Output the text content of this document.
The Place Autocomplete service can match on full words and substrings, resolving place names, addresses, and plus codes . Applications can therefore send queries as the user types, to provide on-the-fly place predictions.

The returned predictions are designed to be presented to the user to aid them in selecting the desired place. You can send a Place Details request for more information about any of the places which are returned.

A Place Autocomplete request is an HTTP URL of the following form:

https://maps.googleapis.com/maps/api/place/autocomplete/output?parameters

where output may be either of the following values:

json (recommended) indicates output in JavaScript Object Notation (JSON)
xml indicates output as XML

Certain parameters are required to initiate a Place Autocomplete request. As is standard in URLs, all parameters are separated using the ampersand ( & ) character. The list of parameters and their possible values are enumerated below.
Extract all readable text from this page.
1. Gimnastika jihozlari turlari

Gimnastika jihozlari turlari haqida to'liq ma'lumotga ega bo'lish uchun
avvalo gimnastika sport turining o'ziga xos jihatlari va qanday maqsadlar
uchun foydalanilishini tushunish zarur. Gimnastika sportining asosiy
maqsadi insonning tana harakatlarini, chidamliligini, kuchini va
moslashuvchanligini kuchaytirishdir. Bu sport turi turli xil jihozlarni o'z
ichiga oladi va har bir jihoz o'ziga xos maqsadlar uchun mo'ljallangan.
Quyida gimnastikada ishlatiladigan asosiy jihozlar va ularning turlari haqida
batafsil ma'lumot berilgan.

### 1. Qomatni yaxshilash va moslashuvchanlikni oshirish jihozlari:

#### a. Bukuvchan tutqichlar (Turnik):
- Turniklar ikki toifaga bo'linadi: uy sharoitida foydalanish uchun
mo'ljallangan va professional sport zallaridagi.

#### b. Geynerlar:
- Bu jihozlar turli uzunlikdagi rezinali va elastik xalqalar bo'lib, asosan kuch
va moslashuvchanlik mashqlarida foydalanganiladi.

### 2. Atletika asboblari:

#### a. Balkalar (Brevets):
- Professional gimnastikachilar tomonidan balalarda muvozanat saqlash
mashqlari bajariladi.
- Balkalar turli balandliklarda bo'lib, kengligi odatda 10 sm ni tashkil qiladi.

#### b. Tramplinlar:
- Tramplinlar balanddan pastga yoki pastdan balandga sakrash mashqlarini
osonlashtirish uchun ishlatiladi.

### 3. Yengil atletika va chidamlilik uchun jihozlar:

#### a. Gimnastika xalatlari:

________________________________________

WHAT YOU ARE ASKED TO DO: Copy each line above that contains the string "Tramplinlar".

EXERCISE SOLUTION:
#### b. Tramplinlar:
- Tramplinlar balanddan pastga yoki pastdan balandga sakrash mashqlarini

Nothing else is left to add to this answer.